▸ Supplied text
☆ ☆ ☆ ☆ ☆ ☆ ☆

- Remedios Circle, with the Malate Bayview Mansion in the background
- Interactive map of Remedios Circle

Location
- Malate, Manila, Philippines
- Coordinates: 14°34′13.33″N 120°59′11.58″E﻿ / ﻿14.5703694°N 120.9865500°E
- Roads at junction: Remedios Street Jorge Bocobo Street Adriatico Street

Construction
- Type: Traffic circle
- Maintained by: Department of Public Works and Highways

= Remedios Circle =

Road junction in Manila, Philippines

Remedios Circle, also known as the Plaza de la Virgen de los Remedios, Remedios Rotonda, and Rotary Circle, is a traffic circle in Malate, Manila, Philippines, serving as the intersection between Remedios Street, Jorge Bocobo Street and Adriatico Street. The circle and a traversing street are both named after Nuestra Señora de los Remedios (Our Lady of Remedies), the patroness of the nearby Malate Church, and is one of two major open spaces in Malate, the other being Plaza Rajah Sulayman.

Originally a cemetery in colonial times, the circle is known today for being the center of Manila's nightlife as well as a popular cruising spot for men who have sex with men.

☆ ☆ ☆ ☆ ☆ ☆ ☆

▸ Data segment
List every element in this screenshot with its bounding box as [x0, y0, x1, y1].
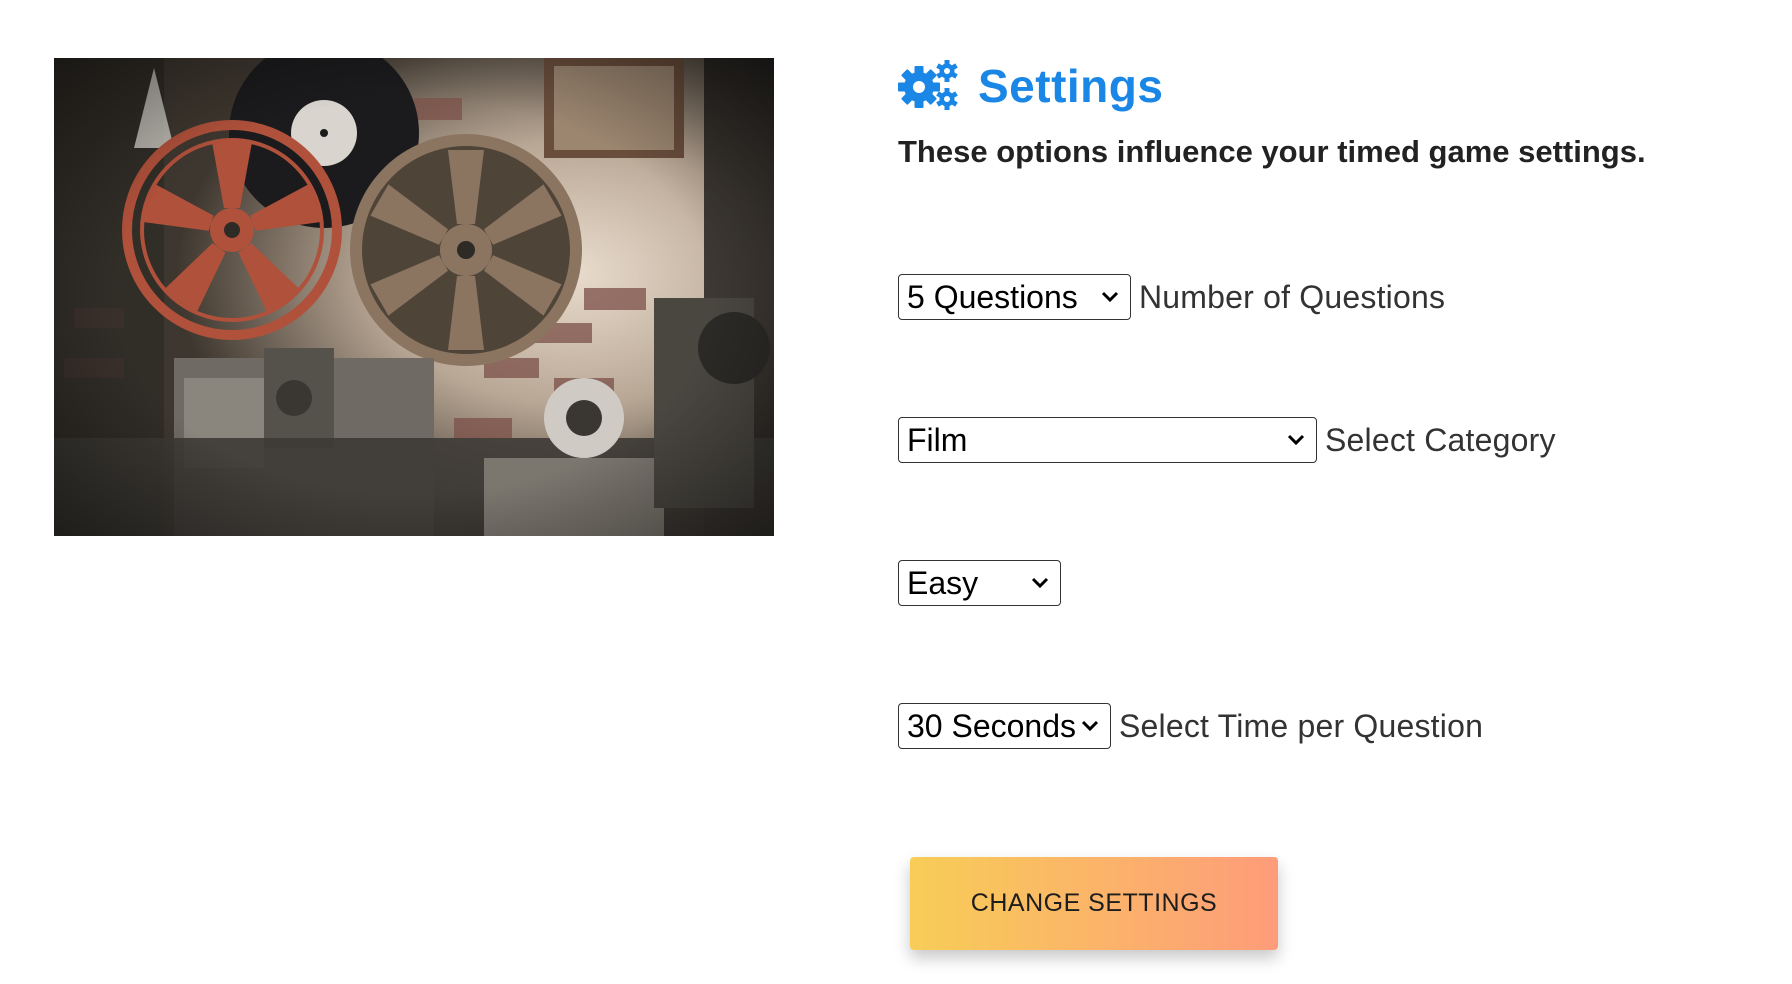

☆ ☆ ☆ ☆ ☆ ☆ ☆

▸ Set tasks
[1] Rewrite the passage of the Remedios Circle text that begins at the words "Road junction in" and stops after "sex with men.", changing "cemetery" to "burial ground".
[2] Which streets meet at the junction, according to the Remedios Circle text?
The lines have no connection to the text about Remedios Circle.

▸ Answers provided
[1]
Road junction in Manila, Philippines

Remedios Circle, also known as the Plaza de la Virgen de los Remedios, Remedios Rotonda, and Rotary Circle, is a traffic circle in Malate, Manila, Philippines, serving as the intersection between Remedios Street, Jorge Bocobo Street and Adriatico Street. The circle and a traversing street are both named after Nuestra Señora de los Remedios (Our Lady of Remedies), the patroness of the nearby Malate Church, and is one of two major open spaces in Malate, the other being Plaza Rajah Sulayman.

Originally a burial ground in colonial times, the circle is known today for being the center of Manila's nightlife as well as a popular cruising spot for men who have sex with men.

[2] Remedios Street, Jorge Bocobo Street, and Adriatico Street.